Challenge
Extract every record, keeping each one exactly as it is.
BEGIN Supplied data
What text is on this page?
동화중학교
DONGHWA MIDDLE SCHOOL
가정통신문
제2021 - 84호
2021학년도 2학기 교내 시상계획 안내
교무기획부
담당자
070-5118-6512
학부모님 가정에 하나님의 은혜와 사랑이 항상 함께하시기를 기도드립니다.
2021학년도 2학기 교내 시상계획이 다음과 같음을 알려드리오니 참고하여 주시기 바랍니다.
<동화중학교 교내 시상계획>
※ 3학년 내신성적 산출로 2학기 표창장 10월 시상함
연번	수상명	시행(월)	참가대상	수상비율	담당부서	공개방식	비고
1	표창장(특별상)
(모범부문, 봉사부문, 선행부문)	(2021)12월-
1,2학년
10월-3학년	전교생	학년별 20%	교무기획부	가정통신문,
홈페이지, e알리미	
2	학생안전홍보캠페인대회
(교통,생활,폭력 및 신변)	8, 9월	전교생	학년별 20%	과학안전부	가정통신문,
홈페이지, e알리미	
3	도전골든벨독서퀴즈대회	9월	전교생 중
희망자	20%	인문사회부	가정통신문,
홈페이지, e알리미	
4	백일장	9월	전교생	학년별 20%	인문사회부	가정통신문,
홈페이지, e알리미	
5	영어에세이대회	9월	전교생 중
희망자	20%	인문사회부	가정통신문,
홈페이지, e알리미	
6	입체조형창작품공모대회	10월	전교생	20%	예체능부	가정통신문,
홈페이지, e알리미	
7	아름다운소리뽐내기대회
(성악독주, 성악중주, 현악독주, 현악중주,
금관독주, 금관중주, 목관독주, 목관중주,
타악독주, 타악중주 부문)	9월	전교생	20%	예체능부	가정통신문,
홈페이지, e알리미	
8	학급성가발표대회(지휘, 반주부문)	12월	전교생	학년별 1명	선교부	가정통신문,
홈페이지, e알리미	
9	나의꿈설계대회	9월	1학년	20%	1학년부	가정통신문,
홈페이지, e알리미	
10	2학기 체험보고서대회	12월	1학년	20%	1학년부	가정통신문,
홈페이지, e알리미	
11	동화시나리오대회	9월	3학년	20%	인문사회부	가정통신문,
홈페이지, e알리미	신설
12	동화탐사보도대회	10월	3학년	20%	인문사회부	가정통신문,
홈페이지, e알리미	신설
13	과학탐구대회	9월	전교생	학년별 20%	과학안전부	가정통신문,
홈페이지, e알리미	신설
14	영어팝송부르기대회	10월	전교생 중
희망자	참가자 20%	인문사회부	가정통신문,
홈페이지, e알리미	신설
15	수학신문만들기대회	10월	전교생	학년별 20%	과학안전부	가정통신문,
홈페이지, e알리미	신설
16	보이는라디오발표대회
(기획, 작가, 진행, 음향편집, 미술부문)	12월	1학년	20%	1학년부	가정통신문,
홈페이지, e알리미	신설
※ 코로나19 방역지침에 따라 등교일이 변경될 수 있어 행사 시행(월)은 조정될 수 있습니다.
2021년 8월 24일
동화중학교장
END Supplied data
Result of this exercise
What text is on this page?
동화중학교
DONGHWA MIDDLE SCHOOL
가정통신문
제2021 - 84호
2021학년도 2학기 교내 시상계획 안내
교무기획부
담당자
070-5118-6512
학부모님 가정에 하나님의 은혜와 사랑이 항상 함께하시기를 기도드립니다.
2021학년도 2학기 교내 시상계획이 다음과 같음을 알려드리오니 참고하여 주시기 바랍니다.
<동화중학교 교내 시상계획>
※ 3학년 내신성적 산출로 2학기 표창장 10월 시상함
연번	수상명	시행(월)	참가대상	수상비율	담당부서	공개방식	비고
1	표창장(특별상)
(모범부문, 봉사부문, 선행부문)	(2021)12월-
1,2학년
10월-3학년	전교생	학년별 20%	교무기획부	가정통신문,
홈페이지, e알리미	
2	학생안전홍보캠페인대회
(교통,생활,폭력 및 신변)	8, 9월	전교생	학년별 20%	과학안전부	가정통신문,
홈페이지, e알리미	
3	도전골든벨독서퀴즈대회	9월	전교생 중
희망자	20%	인문사회부	가정통신문,
홈페이지, e알리미	
4	백일장	9월	전교생	학년별 20%	인문사회부	가정통신문,
홈페이지, e알리미	
5	영어에세이대회	9월	전교생 중
희망자	20%	인문사회부	가정통신문,
홈페이지, e알리미	
6	입체조형창작품공모대회	10월	전교생	20%	예체능부	가정통신문,
홈페이지, e알리미	
7	아름다운소리뽐내기대회
(성악독주, 성악중주, 현악독주, 현악중주,
금관독주, 금관중주, 목관독주, 목관중주,
타악독주, 타악중주 부문)	9월	전교생	20%	예체능부	가정통신문,
홈페이지, e알리미	
8	학급성가발표대회(지휘, 반주부문)	12월	전교생	학년별 1명	선교부	가정통신문,
홈페이지, e알리미	
9	나의꿈설계대회	9월	1학년	20%	1학년부	가정통신문,
홈페이지, e알리미	
10	2학기 체험보고서대회	12월	1학년	20%	1학년부	가정통신문,
홈페이지, e알리미	
11	동화시나리오대회	9월	3학년	20%	인문사회부	가정통신문,
홈페이지, e알리미	신설
12	동화탐사보도대회	10월	3학년	20%	인문사회부	가정통신문,
홈페이지, e알리미	신설
13	과학탐구대회	9월	전교생	학년별 20%	과학안전부	가정통신문,
홈페이지, e알리미	신설
14	영어팝송부르기대회	10월	전교생 중
희망자	참가자 20%	인문사회부	가정통신문,
홈페이지, e알리미	신설
15	수학신문만들기대회	10월	전교생	학년별 20%	과학안전부	가정통신문,
홈페이지, e알리미	신설
16	보이는라디오발표대회
(기획, 작가, 진행, 음향편집, 미술부문)	12월	1학년	20%	1학년부	가정통신문,
홈페이지, e알리미	신설
※ 코로나19 방역지침에 따라 등교일이 변경될 수 있어 행사 시행(월)은 조정될 수 있습니다.
2021년 8월 24일
동화중학교장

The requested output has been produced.